[BEGIN MATERIAL PROVIDED]

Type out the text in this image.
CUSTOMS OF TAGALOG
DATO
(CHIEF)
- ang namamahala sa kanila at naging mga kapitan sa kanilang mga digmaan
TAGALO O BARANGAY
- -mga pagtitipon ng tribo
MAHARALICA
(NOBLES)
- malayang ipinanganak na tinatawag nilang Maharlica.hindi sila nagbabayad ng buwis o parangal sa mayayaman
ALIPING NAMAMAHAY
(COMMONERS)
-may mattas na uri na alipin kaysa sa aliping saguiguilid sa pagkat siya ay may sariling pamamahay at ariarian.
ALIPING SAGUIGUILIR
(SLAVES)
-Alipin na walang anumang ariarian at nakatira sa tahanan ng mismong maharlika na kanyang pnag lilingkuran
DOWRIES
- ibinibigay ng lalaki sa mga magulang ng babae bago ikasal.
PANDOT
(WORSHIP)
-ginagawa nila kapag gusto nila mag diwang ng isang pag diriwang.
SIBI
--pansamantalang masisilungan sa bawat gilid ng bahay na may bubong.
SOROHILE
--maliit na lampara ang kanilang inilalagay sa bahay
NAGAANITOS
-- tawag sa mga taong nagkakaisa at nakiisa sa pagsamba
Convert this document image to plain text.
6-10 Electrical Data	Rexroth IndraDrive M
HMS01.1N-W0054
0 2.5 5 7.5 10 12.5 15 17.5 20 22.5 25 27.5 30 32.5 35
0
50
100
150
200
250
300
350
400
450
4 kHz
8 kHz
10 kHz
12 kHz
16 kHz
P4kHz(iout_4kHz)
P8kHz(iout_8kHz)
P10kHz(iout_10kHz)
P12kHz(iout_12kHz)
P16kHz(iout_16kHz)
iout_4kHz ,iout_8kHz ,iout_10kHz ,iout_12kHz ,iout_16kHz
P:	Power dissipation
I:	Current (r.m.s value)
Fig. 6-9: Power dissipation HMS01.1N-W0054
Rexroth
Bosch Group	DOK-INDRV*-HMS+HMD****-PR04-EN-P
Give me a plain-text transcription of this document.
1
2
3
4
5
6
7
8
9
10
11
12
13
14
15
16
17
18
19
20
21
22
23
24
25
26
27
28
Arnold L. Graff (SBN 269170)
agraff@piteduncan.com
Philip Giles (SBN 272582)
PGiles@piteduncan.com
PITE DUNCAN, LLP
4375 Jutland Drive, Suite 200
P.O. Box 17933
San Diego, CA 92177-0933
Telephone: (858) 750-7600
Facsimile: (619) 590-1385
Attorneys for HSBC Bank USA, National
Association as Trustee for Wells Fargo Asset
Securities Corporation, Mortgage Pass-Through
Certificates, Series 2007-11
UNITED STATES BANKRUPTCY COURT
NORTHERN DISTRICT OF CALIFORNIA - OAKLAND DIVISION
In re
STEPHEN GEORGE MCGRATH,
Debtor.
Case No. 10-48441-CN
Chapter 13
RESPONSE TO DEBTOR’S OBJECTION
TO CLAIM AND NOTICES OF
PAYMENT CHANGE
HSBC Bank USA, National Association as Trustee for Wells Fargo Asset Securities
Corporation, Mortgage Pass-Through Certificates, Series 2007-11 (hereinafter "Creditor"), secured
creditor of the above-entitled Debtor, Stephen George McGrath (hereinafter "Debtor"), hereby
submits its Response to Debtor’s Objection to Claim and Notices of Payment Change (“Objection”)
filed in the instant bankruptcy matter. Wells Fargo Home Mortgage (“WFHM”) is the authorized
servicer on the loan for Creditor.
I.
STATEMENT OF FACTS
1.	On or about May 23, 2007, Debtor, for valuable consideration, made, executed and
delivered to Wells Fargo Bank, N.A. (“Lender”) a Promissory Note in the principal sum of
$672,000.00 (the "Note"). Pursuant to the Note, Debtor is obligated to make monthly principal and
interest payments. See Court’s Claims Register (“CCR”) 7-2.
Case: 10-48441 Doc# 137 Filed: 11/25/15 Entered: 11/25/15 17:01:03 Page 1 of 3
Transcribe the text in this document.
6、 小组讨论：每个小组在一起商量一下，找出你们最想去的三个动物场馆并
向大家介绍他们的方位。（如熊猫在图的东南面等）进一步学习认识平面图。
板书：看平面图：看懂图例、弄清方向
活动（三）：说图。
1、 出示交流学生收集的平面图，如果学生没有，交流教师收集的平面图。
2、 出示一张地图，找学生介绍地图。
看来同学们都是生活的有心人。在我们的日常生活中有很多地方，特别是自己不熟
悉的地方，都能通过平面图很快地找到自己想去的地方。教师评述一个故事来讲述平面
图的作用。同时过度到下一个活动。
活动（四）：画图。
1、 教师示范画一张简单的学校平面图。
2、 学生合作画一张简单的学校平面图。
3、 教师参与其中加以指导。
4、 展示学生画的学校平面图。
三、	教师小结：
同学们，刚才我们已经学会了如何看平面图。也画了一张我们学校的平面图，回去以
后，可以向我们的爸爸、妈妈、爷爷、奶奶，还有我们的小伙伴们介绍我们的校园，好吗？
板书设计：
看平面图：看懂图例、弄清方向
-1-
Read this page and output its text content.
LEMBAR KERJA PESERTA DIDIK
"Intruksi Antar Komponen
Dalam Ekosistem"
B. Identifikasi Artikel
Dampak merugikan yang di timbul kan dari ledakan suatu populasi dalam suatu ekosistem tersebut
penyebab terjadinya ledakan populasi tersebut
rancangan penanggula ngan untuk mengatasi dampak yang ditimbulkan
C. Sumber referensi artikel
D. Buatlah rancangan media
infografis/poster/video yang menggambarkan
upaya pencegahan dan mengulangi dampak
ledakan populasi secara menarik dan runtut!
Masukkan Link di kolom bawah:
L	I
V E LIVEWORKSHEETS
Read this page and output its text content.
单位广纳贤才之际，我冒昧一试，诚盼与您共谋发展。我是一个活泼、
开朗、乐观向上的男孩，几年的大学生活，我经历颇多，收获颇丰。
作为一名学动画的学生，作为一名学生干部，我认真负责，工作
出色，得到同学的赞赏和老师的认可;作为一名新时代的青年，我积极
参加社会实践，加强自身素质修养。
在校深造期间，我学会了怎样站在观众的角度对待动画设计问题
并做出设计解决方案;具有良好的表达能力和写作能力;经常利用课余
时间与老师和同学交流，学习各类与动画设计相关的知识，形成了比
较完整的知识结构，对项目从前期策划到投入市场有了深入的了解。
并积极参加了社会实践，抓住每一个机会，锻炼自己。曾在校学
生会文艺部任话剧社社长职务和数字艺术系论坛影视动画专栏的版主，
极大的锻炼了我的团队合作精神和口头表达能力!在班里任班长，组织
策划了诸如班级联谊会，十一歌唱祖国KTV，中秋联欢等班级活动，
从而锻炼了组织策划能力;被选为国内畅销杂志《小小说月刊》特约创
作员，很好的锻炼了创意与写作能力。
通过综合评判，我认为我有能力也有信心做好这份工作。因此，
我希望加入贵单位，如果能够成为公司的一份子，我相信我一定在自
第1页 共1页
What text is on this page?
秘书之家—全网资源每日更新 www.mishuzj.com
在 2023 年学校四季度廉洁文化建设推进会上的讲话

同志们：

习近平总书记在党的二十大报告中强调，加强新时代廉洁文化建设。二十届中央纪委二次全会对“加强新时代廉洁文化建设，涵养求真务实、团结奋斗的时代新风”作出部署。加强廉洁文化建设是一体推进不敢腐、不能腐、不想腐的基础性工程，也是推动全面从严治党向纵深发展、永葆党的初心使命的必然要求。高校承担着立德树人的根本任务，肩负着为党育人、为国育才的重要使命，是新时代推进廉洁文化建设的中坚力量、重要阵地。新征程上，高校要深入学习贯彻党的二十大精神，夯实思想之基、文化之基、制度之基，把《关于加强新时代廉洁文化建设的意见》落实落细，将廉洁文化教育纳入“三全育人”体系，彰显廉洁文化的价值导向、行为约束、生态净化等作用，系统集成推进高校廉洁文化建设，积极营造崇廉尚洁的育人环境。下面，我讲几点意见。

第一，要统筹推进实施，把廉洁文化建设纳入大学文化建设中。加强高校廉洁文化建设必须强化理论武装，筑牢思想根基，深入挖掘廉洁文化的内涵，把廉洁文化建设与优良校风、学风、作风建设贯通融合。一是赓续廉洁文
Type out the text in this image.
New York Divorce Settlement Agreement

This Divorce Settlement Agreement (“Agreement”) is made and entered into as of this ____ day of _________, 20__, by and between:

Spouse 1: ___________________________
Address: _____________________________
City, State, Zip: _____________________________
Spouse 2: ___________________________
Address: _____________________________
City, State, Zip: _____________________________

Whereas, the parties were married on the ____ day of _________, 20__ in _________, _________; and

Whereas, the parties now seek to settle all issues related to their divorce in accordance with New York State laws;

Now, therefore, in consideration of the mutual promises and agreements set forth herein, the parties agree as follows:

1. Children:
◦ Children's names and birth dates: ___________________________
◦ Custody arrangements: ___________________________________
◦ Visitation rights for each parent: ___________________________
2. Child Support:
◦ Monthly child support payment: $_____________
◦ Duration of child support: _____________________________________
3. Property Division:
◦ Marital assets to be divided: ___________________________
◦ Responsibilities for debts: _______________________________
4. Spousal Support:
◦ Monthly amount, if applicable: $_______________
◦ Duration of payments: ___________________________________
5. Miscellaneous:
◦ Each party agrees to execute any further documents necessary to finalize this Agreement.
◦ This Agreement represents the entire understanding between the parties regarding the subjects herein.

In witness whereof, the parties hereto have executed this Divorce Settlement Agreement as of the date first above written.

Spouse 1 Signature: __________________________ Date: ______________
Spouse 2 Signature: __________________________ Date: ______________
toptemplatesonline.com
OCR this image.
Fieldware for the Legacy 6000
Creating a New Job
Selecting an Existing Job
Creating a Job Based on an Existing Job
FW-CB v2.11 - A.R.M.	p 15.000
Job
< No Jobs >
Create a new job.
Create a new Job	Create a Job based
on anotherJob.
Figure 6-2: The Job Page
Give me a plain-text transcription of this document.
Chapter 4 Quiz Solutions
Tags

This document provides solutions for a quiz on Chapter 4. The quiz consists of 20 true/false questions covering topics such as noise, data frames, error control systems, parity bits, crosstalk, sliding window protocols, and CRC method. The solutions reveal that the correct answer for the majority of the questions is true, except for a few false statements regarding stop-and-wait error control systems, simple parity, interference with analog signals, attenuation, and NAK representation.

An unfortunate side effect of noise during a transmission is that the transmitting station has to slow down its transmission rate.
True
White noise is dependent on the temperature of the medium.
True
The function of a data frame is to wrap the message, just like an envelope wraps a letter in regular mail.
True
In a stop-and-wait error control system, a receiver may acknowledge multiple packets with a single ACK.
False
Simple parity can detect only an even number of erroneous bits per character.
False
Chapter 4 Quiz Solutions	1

[END MATERIAL PROVIDED]

#### [INSTRUCTIONS FOR THE TASK]
Go through the material above and copy each line that has the word "tersebut".

#### [FINISHED EXERCISE]
Dampak merugikan yang di timbul kan dari ledakan suatu populasi dalam suatu ekosistem tersebut
penyebab terjadinya ledakan populasi tersebut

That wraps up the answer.